* [WORK INSTRUCTIONS]:
Arrange the lines from the start of the records through the line containing "The stepped solids outlet 65D is", inclusive, as a Markdown table with the columns "Row" and "Text", numbering each line and omitting blank lines.

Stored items
───

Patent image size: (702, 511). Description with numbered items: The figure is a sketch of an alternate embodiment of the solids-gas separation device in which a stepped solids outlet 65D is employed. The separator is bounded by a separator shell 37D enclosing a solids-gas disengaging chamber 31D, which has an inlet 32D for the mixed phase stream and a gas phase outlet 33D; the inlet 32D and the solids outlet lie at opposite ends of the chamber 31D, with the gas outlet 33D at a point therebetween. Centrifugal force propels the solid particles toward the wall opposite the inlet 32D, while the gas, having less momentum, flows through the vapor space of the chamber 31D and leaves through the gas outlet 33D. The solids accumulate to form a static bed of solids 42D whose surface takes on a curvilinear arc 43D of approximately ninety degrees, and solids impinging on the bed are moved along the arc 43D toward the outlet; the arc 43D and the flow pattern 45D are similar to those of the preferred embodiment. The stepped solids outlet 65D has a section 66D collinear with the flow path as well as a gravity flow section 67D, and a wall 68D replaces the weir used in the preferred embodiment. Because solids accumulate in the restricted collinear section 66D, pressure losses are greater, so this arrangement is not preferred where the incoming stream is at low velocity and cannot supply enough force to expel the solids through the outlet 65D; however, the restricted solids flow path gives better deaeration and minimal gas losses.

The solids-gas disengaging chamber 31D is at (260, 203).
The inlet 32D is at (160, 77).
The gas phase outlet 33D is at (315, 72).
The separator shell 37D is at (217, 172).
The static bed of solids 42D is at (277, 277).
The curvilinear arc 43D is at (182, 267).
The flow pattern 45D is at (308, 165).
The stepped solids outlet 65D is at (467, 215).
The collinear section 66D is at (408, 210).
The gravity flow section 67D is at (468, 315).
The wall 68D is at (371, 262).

───

* [SOLUTION TO THE PROBLEM]:
| Row | Text |
|---|---|
| 1 | Patent image size: (702, 511). Description with numbered items: The figure is a sketch of an alternate embodiment of the solids-gas separation device in which a stepped solids outlet 65D is employed. The separator is bounded by a separator shell 37D enclosing a solids-gas disengaging chamber 31D, which has an inlet 32D for the mixed phase stream and a gas phase outlet 33D; the inlet 32D and the solids outlet lie at opposite ends of the chamber 31D, with the gas outlet 33D at a point therebetween. Centrifugal force propels the solid particles toward the wall opposite the inlet 32D, while the gas, having less momentum, flows through the vapor space of the chamber 31D and leaves through the gas outlet 33D. The solids accumulate to form a static bed of solids 42D whose surface takes on a curvilinear arc 43D of approximately ninety degrees, and solids impinging on the bed are moved along the arc 43D toward the outlet; the arc 43D and the flow pattern 45D are similar to those of the preferred embodiment. The stepped solids outlet 65D has a section 66D collinear with the flow path as well as a gravity flow section 67D, and a wall 68D replaces the weir used in the preferred embodiment. Because solids accumulate in the restricted collinear section 66D, pressure losses are greater, so this arrangement is not preferred where the incoming stream is at low velocity and cannot supply enough force to expel the solids through the outlet 65D; however, the restricted solids flow path gives better deaeration and minimal gas losses. |
| 2 | The solids-gas disengaging chamber 31D is at (260, 203). |
| 3 | The inlet 32D is at (160, 77). |
| 4 | The gas phase outlet 33D is at (315, 72). |
| 5 | The separator shell 37D is at (217, 172). |
| 6 | The static bed of solids 42D is at (277, 277). |
| 7 | The curvilinear arc 43D is at (182, 267). |
| 8 | The flow pattern 45D is at (308, 165). |
| 9 | The stepped solids outlet 65D is at (467, 215). |